▸ **Task**: Below are some records. Copy every line in them that holds "будет".

========

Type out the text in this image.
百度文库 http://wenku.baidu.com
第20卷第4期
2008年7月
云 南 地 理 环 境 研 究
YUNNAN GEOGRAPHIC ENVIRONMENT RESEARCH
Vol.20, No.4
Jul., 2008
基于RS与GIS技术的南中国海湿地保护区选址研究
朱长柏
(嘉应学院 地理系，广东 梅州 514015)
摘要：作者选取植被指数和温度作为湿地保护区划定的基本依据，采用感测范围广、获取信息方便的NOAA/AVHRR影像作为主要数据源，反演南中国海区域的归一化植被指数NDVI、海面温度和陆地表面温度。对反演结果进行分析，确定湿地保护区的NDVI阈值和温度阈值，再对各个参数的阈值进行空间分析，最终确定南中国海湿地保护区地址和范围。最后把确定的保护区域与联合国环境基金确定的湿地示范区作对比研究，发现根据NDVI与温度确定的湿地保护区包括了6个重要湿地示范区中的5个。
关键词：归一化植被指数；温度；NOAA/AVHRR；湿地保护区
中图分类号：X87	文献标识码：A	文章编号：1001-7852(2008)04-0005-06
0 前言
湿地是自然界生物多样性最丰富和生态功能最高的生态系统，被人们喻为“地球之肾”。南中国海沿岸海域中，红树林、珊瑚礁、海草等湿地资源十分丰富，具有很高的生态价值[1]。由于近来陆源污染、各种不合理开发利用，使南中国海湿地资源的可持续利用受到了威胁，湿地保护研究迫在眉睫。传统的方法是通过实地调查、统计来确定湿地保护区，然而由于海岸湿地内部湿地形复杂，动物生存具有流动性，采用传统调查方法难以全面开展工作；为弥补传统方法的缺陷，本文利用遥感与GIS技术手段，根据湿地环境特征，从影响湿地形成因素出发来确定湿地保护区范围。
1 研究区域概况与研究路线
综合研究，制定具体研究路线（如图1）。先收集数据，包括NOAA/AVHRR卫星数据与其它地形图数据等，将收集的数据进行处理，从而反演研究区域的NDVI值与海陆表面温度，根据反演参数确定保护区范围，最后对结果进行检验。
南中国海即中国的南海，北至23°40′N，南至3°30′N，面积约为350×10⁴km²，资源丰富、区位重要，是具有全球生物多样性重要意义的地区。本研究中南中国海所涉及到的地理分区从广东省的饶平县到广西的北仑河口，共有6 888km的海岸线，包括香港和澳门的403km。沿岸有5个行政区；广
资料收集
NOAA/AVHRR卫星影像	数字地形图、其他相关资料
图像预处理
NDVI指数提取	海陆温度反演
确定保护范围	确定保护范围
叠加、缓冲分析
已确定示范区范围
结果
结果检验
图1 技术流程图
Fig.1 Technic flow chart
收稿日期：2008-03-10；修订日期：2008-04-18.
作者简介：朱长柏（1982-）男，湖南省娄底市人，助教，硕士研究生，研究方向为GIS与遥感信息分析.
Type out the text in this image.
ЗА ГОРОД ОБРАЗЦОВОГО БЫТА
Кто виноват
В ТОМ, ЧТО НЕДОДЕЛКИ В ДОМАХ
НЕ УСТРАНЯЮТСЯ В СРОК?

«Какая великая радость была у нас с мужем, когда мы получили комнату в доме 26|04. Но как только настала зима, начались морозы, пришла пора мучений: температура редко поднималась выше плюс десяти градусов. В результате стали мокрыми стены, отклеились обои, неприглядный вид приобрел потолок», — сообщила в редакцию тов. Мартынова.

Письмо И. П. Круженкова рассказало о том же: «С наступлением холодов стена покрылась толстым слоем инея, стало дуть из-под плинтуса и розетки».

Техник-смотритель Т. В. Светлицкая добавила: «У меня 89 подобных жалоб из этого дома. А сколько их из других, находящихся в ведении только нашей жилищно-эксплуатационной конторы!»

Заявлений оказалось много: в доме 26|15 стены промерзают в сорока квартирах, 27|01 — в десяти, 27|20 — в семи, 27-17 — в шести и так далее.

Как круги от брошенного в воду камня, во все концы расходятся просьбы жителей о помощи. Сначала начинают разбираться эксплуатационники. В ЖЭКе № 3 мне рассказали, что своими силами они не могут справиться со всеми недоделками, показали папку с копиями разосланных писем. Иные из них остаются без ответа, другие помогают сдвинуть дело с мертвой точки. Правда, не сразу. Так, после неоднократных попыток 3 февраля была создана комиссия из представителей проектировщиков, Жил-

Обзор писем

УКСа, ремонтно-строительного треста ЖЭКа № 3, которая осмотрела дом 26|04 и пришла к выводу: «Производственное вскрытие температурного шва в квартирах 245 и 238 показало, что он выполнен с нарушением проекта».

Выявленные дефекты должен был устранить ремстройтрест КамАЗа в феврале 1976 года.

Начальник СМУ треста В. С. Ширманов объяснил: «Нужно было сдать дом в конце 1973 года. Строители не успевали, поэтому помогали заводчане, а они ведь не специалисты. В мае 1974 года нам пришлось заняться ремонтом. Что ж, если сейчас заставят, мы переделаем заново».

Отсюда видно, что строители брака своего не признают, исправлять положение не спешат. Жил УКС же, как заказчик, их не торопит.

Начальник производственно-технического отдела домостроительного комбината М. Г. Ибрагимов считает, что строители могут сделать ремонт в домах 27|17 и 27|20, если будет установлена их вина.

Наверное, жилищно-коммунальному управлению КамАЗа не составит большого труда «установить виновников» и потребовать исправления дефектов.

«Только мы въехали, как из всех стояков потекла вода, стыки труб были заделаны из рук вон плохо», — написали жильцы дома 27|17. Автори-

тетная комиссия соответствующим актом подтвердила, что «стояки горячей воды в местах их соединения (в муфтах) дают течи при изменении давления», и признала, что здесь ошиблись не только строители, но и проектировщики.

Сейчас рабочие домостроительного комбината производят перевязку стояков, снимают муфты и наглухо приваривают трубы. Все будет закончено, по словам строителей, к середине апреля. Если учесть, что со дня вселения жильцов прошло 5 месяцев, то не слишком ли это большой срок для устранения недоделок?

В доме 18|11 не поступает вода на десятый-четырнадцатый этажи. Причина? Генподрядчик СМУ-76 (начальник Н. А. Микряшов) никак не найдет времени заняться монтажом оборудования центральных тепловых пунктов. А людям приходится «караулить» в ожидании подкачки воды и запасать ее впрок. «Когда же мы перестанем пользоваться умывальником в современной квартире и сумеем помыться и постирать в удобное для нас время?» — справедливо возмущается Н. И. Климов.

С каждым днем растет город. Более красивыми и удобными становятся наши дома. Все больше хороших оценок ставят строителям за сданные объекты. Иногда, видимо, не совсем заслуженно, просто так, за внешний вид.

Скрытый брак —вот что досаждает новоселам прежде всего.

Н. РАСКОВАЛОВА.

========

▸ **Result of the task**:
Начальник производственно-технического отдела домостроительного комбината М. Г. Ибрагимов считает, что строители могут сделать ремонт в домах 27|17 и 27|20, если будет установлена их вина.
Сейчас рабочие домостроительного комбината производят перевязку стояков, снимают муфты и наглухо приваривают трубы. Все будет закончено, по словам строителей, к середине апреля. Если учесть, что со дня вселения жильцов прошло 5 месяцев, то не слишком ли это большой срок для устранения недоделок?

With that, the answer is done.